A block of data
○ ○ ○ ○ ○ ○ ○

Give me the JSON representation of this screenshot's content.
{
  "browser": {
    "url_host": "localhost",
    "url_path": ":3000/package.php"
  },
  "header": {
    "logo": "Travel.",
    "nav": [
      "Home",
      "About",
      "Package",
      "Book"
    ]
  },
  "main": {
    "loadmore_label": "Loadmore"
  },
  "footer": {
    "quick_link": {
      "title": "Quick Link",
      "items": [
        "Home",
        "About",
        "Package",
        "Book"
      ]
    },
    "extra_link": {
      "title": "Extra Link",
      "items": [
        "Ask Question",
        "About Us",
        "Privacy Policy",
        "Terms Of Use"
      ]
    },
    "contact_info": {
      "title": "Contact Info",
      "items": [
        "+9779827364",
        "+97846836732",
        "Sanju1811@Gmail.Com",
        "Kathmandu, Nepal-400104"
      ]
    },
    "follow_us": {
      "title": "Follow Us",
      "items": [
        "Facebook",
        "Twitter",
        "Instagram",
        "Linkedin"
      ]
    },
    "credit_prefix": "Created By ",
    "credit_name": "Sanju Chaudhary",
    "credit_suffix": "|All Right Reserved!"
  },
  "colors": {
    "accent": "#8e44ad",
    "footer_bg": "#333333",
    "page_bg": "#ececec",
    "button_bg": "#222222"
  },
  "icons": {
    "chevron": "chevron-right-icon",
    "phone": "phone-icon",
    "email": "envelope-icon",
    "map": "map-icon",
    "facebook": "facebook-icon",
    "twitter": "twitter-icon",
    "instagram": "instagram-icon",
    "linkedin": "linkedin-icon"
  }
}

○ ○ ○ ○ ○ ○ ○

▶ [What this task involves]
Identify every line holding the word "title" and copy it out.

▶ [Output below]
      "title": "Quick Link",
      "title": "Extra Link",
      "title": "Contact Info",
      "title": "Follow Us",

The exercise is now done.